To do –
Which lines include the word "text"? Copy each of them.

=======

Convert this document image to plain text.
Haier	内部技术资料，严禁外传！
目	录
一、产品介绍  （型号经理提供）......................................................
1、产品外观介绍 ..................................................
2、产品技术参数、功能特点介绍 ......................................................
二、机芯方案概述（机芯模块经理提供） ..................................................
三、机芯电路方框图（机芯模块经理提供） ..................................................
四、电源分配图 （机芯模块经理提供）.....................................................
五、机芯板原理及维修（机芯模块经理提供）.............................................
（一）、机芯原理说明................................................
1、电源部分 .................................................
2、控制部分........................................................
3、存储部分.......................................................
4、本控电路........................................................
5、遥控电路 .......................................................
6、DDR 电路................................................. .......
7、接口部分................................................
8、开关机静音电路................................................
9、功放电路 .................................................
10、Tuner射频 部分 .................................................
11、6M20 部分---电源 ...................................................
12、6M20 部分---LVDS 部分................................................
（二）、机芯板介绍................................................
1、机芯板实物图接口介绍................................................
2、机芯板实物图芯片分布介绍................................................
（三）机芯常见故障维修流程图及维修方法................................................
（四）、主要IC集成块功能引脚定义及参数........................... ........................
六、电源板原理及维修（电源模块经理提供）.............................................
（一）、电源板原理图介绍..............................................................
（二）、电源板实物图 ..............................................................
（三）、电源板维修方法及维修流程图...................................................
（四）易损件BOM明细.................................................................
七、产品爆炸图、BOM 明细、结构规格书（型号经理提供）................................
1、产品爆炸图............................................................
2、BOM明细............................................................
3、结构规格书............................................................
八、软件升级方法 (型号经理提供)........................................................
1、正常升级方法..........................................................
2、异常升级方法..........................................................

=======

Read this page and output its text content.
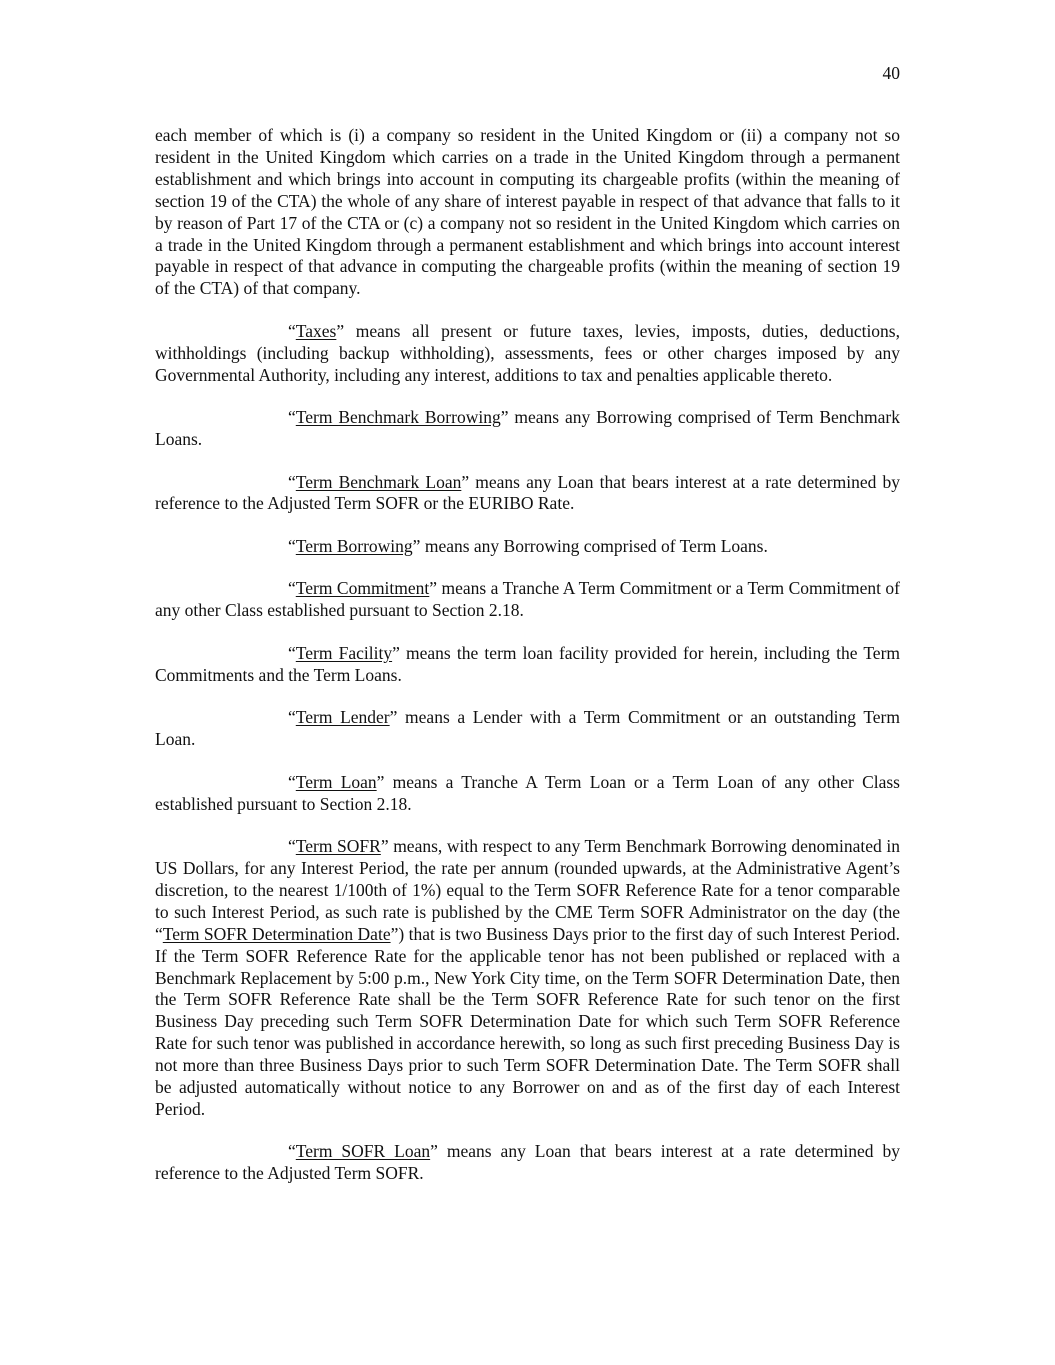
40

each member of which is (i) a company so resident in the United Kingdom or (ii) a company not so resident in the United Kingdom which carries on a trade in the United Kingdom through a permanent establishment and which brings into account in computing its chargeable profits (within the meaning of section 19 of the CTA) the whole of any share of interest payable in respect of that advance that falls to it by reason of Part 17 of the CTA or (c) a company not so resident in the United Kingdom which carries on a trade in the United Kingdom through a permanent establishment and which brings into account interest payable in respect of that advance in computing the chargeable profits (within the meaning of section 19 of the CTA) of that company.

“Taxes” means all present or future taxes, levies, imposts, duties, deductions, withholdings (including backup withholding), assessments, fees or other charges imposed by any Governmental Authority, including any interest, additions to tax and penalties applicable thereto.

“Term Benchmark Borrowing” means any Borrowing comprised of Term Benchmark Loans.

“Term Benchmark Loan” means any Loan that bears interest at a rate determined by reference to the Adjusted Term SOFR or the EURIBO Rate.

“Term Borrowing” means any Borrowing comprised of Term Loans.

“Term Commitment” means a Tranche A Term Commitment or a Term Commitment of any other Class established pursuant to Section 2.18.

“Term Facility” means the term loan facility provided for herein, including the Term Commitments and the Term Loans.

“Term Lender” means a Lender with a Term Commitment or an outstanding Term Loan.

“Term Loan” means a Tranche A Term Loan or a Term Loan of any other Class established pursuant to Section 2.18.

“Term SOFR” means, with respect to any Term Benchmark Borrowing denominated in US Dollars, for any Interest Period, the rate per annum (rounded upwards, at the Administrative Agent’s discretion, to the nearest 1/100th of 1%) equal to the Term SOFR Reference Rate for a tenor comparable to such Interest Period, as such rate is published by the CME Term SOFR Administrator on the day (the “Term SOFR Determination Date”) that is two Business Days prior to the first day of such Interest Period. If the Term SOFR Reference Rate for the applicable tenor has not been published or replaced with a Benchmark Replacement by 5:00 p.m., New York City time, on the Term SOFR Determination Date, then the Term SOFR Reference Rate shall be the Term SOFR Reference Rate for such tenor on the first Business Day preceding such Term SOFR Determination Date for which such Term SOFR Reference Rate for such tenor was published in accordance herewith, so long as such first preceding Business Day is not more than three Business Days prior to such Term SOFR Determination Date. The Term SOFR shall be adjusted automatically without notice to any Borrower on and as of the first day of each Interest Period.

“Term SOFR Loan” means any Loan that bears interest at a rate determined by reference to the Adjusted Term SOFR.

=======

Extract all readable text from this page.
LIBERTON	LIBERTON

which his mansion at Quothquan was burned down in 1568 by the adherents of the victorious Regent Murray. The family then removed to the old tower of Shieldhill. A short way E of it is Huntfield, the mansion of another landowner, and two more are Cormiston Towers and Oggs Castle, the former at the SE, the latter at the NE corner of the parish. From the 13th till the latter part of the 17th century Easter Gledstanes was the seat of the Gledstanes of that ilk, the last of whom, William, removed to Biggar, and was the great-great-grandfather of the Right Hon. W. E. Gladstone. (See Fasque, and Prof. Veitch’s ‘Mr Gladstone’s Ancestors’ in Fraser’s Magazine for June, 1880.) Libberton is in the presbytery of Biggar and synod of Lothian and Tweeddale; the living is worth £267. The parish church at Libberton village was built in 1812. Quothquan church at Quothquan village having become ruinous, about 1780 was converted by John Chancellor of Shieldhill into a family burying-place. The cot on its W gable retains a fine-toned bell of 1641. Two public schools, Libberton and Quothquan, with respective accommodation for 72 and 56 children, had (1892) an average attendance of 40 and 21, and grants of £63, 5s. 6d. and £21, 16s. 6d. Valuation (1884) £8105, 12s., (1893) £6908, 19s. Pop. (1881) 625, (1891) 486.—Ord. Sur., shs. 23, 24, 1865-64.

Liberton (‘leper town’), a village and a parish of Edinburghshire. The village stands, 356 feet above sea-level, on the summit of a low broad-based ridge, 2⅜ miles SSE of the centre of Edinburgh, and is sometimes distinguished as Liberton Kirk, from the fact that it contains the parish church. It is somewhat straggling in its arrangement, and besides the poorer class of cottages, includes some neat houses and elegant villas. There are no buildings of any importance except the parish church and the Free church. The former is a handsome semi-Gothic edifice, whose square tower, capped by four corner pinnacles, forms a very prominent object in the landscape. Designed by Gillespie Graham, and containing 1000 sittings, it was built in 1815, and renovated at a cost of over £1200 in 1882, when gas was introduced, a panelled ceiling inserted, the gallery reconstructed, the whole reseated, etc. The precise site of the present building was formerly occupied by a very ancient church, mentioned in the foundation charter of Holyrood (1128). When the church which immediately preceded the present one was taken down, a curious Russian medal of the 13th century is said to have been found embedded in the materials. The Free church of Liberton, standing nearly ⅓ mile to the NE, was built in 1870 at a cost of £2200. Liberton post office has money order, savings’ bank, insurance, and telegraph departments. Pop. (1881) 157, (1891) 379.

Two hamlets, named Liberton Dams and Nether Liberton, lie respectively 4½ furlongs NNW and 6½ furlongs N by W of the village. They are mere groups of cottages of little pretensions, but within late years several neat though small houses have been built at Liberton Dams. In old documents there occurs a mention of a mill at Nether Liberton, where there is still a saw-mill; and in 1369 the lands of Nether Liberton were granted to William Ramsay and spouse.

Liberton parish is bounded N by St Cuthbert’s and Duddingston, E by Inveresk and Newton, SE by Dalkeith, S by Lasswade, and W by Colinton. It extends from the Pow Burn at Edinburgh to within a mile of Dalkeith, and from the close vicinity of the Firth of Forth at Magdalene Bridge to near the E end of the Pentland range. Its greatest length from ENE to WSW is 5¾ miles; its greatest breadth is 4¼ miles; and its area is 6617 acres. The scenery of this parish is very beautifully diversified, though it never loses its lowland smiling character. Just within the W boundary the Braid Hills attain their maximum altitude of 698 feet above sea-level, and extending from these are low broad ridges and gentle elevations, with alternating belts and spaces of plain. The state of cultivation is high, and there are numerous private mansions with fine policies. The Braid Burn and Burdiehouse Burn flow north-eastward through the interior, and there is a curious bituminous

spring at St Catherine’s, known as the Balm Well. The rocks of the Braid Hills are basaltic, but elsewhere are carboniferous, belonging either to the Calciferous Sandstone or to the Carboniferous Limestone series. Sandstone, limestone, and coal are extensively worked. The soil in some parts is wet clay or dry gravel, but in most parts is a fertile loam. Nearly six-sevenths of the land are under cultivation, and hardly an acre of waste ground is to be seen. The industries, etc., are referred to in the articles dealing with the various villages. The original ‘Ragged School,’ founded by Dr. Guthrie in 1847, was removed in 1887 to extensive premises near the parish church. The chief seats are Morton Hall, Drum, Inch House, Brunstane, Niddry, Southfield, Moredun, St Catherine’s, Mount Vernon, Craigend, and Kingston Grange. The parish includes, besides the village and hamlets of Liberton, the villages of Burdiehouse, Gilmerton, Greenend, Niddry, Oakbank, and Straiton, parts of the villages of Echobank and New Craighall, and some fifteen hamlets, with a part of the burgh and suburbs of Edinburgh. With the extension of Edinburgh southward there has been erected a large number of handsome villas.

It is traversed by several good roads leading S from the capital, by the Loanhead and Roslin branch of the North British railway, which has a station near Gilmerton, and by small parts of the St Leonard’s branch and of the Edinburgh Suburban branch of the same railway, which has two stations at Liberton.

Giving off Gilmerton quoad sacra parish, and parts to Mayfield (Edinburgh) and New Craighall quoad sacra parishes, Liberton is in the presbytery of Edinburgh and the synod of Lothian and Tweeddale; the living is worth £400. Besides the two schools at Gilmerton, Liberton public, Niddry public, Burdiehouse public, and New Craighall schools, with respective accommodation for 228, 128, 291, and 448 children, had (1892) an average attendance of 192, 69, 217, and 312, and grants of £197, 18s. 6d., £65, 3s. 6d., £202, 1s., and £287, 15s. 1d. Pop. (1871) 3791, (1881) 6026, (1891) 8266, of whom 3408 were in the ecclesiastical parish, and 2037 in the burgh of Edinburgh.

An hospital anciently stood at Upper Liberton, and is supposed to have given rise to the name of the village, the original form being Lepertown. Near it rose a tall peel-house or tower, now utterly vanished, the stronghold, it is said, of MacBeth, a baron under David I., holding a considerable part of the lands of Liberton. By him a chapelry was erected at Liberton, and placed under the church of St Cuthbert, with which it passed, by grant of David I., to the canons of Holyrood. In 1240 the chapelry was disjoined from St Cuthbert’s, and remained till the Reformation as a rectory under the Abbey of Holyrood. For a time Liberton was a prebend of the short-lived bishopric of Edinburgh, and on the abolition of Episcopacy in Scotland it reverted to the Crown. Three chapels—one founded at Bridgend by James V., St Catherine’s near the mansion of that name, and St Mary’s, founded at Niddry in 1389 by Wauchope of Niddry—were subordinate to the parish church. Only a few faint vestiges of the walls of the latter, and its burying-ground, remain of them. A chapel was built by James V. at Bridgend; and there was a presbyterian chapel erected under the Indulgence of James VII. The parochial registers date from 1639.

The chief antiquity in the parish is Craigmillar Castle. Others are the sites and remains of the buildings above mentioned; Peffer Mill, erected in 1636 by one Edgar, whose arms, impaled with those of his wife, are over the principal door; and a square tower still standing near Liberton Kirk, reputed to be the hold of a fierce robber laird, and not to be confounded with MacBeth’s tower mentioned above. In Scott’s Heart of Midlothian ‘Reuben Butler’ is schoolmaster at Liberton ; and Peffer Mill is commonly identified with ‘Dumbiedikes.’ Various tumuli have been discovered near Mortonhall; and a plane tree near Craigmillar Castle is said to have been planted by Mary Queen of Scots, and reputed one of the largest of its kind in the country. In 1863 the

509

=======

Finished exercise –
Convert this document image to plain text.
Read this page and output its text content.
Extract all readable text from this page.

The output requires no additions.